> [REQUIREMENT]:
Output every line below exactly.

> [GIVEN INFORMATION]:
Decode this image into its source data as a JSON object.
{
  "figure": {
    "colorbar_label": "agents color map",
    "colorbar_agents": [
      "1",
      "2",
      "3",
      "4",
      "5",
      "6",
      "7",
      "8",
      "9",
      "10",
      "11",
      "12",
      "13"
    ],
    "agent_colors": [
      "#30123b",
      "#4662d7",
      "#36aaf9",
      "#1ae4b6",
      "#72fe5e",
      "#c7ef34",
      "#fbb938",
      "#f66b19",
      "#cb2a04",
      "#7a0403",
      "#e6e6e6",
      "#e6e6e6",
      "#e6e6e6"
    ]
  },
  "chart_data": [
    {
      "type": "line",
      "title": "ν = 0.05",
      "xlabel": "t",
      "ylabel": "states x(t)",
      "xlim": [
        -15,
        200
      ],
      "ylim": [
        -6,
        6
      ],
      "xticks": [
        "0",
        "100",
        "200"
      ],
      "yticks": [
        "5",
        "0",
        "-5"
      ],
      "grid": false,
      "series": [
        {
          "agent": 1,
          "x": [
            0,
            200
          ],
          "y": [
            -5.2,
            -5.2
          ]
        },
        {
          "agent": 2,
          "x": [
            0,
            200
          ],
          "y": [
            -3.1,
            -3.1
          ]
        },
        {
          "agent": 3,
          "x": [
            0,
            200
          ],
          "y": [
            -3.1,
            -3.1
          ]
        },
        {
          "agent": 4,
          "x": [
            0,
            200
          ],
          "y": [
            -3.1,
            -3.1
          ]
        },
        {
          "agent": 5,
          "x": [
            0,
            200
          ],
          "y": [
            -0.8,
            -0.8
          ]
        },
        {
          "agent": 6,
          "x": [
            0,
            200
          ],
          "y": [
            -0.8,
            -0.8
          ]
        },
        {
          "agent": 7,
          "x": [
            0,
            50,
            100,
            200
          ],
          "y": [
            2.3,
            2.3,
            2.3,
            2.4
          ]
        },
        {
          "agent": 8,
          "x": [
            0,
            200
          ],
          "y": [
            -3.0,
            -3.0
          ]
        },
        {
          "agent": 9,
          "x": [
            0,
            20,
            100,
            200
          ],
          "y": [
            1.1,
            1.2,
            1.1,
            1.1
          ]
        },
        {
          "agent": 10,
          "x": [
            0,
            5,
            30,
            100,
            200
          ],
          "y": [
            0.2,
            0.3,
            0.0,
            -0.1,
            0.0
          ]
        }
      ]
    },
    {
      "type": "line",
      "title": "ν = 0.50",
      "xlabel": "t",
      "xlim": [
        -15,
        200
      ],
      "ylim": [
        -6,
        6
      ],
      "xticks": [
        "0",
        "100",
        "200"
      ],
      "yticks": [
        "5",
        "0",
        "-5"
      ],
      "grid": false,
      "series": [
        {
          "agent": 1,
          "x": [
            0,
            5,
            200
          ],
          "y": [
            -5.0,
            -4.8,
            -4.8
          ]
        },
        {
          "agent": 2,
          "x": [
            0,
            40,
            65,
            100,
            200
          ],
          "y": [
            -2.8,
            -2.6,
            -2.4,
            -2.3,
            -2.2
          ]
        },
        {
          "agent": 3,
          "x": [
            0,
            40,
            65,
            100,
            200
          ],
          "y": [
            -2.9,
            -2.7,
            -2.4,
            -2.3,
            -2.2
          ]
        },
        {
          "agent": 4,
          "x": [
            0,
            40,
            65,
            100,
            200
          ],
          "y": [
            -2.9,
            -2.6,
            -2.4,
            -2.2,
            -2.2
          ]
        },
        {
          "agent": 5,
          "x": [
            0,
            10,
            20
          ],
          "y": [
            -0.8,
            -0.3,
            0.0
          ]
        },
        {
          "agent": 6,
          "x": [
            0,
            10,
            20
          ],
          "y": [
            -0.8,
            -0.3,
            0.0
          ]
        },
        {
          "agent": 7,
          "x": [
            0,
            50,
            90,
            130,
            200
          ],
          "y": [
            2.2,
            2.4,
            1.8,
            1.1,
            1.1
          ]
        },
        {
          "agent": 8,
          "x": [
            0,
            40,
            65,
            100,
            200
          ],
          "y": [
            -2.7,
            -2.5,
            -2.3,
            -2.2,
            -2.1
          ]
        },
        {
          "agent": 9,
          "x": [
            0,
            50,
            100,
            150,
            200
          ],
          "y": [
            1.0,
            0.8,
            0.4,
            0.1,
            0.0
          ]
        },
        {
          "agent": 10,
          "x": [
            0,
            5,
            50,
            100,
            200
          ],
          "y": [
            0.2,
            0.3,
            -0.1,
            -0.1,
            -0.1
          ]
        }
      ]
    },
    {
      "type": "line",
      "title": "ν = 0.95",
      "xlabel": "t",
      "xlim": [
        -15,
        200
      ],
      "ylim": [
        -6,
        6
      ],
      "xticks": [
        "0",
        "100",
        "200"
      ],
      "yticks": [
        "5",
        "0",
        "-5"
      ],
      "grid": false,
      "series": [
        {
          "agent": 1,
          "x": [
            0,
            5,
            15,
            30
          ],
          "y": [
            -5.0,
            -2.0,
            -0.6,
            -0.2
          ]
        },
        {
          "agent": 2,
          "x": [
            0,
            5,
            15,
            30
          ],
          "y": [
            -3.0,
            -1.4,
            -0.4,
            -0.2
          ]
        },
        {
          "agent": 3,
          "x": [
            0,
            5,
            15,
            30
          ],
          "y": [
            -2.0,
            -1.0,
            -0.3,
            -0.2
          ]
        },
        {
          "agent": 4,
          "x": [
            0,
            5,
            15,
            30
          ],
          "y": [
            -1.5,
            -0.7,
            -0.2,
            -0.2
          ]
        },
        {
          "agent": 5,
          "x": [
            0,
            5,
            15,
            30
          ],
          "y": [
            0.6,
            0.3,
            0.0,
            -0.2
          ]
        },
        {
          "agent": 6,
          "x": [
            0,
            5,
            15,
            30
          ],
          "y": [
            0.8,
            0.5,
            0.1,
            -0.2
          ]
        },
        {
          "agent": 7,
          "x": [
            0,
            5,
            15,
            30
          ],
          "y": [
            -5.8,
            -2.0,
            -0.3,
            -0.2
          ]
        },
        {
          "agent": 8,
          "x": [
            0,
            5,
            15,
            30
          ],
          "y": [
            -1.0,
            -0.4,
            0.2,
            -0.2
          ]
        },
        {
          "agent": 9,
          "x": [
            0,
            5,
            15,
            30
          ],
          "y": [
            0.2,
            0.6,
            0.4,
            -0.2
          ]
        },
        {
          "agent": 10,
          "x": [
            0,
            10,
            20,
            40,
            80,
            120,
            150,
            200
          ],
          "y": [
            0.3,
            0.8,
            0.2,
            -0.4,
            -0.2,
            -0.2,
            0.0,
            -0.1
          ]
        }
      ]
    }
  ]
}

> [FULL OUTPUT]:
Decode this image into its source data as a JSON object.
{
  "figure": {
    "colorbar_label": "agents color map",
    "colorbar_agents": [
      "1",
      "2",
      "3",
      "4",
      "5",
      "6",
      "7",
      "8",
      "9",
      "10",
      "11",
      "12",
      "13"
    ],
    "agent_colors": [
      "#30123b",
      "#4662d7",
      "#36aaf9",
      "#1ae4b6",
      "#72fe5e",
      "#c7ef34",
      "#fbb938",
      "#f66b19",
      "#cb2a04",
      "#7a0403",
      "#e6e6e6",
      "#e6e6e6",
      "#e6e6e6"
    ]
  },
  "chart_data": [
    {
      "type": "line",
      "title": "ν = 0.05",
      "xlabel": "t",
      "ylabel": "states x(t)",
      "xlim": [
        -15,
        200
      ],
      "ylim": [
        -6,
        6
      ],
      "xticks": [
        "0",
        "100",
        "200"
      ],
      "yticks": [
        "5",
        "0",
        "-5"
      ],
      "grid": false,
      "series": [
        {
          "agent": 1,
          "x": [
            0,
            200
          ],
          "y": [
            -5.2,
            -5.2
          ]
        },
        {
          "agent": 2,
          "x": [
            0,
            200
          ],
          "y": [
            -3.1,
            -3.1
          ]
        },
        {
          "agent": 3,
          "x": [
            0,
            200
          ],
          "y": [
            -3.1,
            -3.1
          ]
        },
        {
          "agent": 4,
          "x": [
            0,
            200
          ],
          "y": [
            -3.1,
            -3.1
          ]
        },
        {
          "agent": 5,
          "x": [
            0,
            200
          ],
          "y": [
            -0.8,
            -0.8
          ]
        },
        {
          "agent": 6,
          "x": [
            0,
            200
          ],
          "y": [
            -0.8,
            -0.8
          ]
        },
        {
          "agent": 7,
          "x": [
            0,
            50,
            100,
            200
          ],
          "y": [
            2.3,
            2.3,
            2.3,
            2.4
          ]
        },
        {
          "agent": 8,
          "x": [
            0,
            200
          ],
          "y": [
            -3.0,
            -3.0
          ]
        },
        {
          "agent": 9,
          "x": [
            0,
            20,
            100,
            200
          ],
          "y": [
            1.1,
            1.2,
            1.1,
            1.1
          ]
        },
        {
          "agent": 10,
          "x": [
            0,
            5,
            30,
            100,
            200
          ],
          "y": [
            0.2,
            0.3,
            0.0,
            -0.1,
            0.0
          ]
        }
      ]
    },
    {
      "type": "line",
      "title": "ν = 0.50",
      "xlabel": "t",
      "xlim": [
        -15,
        200
      ],
      "ylim": [
        -6,
        6
      ],
      "xticks": [
        "0",
        "100",
        "200"
      ],
      "yticks": [
        "5",
        "0",
        "-5"
      ],
      "grid": false,
      "series": [
        {
          "agent": 1,
          "x": [
            0,
            5,
            200
          ],
          "y": [
            -5.0,
            -4.8,
            -4.8
          ]
        },
        {
          "agent": 2,
          "x": [
            0,
            40,
            65,
            100,
            200
          ],
          "y": [
            -2.8,
            -2.6,
            -2.4,
            -2.3,
            -2.2
          ]
        },
        {
          "agent": 3,
          "x": [
            0,
            40,
            65,
            100,
            200
          ],
          "y": [
            -2.9,
            -2.7,
            -2.4,
            -2.3,
            -2.2
          ]
        },
        {
          "agent": 4,
          "x": [
            0,
            40,
            65,
            100,
            200
          ],
          "y": [
            -2.9,
            -2.6,
            -2.4,
            -2.2,
            -2.2
          ]
        },
        {
          "agent": 5,
          "x": [
            0,
            10,
            20
          ],
          "y": [
            -0.8,
            -0.3,
            0.0
          ]
        },
        {
          "agent": 6,
          "x": [
            0,
            10,
            20
          ],
          "y": [
            -0.8,
            -0.3,
            0.0
          ]
        },
        {
          "agent": 7,
          "x": [
            0,
            50,
            90,
            130,
            200
          ],
          "y": [
            2.2,
            2.4,
            1.8,
            1.1,
            1.1
          ]
        },
        {
          "agent": 8,
          "x": [
            0,
            40,
            65,
            100,
            200
          ],
          "y": [
            -2.7,
            -2.5,
            -2.3,
            -2.2,
            -2.1
          ]
        },
        {
          "agent": 9,
          "x": [
            0,
            50,
            100,
            150,
            200
          ],
          "y": [
            1.0,
            0.8,
            0.4,
            0.1,
            0.0
          ]
        },
        {
          "agent": 10,
          "x": [
            0,
            5,
            50,
            100,
            200
          ],
          "y": [
            0.2,
            0.3,
            -0.1,
            -0.1,
            -0.1
          ]
        }
      ]
    },
    {
      "type": "line",
      "title": "ν = 0.95",
      "xlabel": "t",
      "xlim": [
        -15,
        200
      ],
      "ylim": [
        -6,
        6
      ],
      "xticks": [
        "0",
        "100",
        "200"
      ],
      "yticks": [
        "5",
        "0",
        "-5"
      ],
      "grid": false,
      "series": [
        {
          "agent": 1,
          "x": [
            0,
            5,
            15,
            30
          ],
          "y": [
            -5.0,
            -2.0,
            -0.6,
            -0.2
          ]
        },
        {
          "agent": 2,
          "x": [
            0,
            5,
            15,
            30
          ],
          "y": [
            -3.0,
            -1.4,
            -0.4,
            -0.2
          ]
        },
        {
          "agent": 3,
          "x": [
            0,
            5,
            15,
            30
          ],
          "y": [
            -2.0,
            -1.0,
            -0.3,
            -0.2
          ]
        },
        {
          "agent": 4,
          "x": [
            0,
            5,
            15,
            30
          ],
          "y": [
            -1.5,
            -0.7,
            -0.2,
            -0.2
          ]
        },
        {
          "agent": 5,
          "x": [
            0,
            5,
            15,
            30
          ],
          "y": [
            0.6,
            0.3,
            0.0,
            -0.2
          ]
        },
        {
          "agent": 6,
          "x": [
            0,
            5,
            15,
            30
          ],
          "y": [
            0.8,
            0.5,
            0.1,
            -0.2
          ]
        },
        {
          "agent": 7,
          "x": [
            0,
            5,
            15,
            30
          ],
          "y": [
            -5.8,
            -2.0,
            -0.3,
            -0.2
          ]
        },
        {
          "agent": 8,
          "x": [
            0,
            5,
            15,
            30
          ],
          "y": [
            -1.0,
            -0.4,
            0.2,
            -0.2
          ]
        },
        {
          "agent": 9,
          "x": [
            0,
            5,
            15,
            30
          ],
          "y": [
            0.2,
            0.6,
            0.4,
            -0.2
          ]
        },
        {
          "agent": 10,
          "x": [
            0,
            10,
            20,
            40,
            80,
            120,
            150,
            200
          ],
          "y": [
            0.3,
            0.8,
            0.2,
            -0.4,
            -0.2,
            -0.2,
            0.0,
            -0.1
          ]
        }
      ]
    }
  ]
}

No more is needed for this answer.